RECORD EXTRACTS ::
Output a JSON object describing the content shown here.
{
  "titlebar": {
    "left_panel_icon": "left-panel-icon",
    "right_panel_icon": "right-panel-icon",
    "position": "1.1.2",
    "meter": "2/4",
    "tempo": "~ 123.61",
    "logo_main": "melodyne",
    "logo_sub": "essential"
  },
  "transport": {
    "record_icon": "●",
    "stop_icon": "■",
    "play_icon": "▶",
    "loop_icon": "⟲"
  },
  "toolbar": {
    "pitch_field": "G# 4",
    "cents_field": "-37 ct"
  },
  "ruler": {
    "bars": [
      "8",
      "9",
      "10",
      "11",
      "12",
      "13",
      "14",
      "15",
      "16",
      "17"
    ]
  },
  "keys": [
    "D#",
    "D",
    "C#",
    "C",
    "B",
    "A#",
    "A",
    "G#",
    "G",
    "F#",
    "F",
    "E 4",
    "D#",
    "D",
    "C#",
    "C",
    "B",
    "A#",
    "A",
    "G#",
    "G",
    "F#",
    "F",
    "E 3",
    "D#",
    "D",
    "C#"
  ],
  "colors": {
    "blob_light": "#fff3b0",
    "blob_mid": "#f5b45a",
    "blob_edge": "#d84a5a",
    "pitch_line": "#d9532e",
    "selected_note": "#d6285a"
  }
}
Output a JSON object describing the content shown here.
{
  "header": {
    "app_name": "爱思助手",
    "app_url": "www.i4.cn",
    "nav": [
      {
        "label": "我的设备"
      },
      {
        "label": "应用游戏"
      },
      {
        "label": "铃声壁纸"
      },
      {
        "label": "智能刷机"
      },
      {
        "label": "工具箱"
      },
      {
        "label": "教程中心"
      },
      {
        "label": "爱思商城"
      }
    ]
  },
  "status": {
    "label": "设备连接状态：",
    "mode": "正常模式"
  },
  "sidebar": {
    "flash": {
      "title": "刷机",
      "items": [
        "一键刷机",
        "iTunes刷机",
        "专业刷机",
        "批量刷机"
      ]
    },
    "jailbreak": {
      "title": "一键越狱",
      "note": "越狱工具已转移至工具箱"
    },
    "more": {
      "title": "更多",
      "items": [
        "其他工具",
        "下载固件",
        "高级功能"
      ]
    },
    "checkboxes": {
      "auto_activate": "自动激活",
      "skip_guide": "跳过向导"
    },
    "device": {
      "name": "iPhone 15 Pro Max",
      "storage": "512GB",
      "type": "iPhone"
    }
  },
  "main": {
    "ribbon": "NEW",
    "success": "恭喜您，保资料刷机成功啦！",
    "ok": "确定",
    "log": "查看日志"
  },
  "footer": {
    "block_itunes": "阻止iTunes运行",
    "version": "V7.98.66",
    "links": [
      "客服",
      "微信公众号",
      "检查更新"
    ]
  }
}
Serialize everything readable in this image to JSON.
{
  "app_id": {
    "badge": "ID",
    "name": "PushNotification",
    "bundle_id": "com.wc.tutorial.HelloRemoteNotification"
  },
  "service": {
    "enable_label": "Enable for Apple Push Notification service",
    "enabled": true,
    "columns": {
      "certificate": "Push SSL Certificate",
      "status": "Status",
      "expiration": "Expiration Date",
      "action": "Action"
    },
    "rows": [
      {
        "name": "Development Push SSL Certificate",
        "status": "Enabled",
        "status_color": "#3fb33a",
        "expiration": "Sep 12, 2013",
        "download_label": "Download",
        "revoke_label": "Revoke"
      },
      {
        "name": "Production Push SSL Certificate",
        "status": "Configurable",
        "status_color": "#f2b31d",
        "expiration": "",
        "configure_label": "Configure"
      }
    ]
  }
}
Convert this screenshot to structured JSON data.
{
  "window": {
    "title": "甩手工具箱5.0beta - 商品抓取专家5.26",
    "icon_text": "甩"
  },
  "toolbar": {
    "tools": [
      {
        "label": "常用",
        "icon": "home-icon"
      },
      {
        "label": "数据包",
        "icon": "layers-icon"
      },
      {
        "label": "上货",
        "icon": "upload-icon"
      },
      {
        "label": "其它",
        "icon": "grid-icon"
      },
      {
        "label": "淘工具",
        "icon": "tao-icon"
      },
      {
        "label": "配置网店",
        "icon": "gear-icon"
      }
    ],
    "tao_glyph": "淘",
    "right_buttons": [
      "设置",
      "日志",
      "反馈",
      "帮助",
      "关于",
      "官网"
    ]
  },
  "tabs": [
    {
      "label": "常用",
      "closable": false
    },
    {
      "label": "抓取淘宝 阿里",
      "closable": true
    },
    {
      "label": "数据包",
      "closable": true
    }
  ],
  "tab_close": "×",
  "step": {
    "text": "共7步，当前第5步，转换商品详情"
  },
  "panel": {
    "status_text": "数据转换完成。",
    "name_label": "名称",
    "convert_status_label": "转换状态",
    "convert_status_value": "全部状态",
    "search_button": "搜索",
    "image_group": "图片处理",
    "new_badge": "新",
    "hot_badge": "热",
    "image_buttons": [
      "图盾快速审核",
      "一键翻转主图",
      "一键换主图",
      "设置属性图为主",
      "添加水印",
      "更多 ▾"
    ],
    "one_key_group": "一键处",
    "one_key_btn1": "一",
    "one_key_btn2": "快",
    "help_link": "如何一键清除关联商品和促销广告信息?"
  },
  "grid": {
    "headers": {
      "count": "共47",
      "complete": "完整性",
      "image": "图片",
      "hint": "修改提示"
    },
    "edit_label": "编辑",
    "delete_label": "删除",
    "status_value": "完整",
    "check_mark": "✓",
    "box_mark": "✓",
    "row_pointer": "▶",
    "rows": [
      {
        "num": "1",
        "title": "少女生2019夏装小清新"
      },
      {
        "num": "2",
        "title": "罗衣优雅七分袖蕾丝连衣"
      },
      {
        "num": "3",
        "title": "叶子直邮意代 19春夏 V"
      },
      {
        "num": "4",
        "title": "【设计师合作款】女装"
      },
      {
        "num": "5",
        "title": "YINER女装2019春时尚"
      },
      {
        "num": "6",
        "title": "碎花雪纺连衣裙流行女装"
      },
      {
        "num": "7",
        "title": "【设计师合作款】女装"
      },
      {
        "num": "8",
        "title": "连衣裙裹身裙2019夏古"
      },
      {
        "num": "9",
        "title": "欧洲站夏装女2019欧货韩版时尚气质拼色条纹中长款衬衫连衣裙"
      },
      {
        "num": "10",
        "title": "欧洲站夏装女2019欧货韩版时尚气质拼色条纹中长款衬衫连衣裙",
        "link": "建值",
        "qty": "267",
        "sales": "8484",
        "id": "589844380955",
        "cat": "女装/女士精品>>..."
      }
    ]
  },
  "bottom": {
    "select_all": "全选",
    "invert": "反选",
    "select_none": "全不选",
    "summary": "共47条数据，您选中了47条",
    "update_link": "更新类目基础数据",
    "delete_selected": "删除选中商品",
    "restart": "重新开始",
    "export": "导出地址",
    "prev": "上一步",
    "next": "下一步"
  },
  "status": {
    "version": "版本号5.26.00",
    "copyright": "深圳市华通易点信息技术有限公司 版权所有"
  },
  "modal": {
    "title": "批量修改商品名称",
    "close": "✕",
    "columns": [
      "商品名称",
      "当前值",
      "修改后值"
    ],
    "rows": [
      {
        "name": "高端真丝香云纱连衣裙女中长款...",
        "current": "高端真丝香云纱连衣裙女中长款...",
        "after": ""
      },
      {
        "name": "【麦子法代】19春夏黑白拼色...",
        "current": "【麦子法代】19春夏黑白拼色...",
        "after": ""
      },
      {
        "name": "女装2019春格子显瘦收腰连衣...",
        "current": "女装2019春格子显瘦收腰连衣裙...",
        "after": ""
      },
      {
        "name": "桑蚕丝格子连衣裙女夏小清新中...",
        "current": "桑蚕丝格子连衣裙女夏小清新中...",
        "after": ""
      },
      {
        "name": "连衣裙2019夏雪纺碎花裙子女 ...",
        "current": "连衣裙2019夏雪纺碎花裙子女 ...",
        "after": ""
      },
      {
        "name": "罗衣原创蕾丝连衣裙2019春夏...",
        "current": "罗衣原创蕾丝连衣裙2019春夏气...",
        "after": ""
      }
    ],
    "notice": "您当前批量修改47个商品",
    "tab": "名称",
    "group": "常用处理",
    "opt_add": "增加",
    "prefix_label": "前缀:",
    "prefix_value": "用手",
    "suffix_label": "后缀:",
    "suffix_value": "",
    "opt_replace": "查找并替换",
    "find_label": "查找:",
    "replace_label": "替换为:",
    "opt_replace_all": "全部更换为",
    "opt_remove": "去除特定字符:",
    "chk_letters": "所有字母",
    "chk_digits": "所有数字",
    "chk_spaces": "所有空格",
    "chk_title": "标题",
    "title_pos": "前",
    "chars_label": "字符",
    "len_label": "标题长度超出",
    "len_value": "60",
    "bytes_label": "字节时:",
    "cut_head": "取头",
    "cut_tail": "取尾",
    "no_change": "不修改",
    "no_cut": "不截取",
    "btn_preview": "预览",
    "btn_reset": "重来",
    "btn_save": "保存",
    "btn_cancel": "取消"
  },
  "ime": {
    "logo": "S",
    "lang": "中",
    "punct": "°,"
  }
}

GIVEN REQUEST ::
State how many lines of the material contain the string "expiration", with no other words.

ANSWER FOR THIS EXERCISE ::
3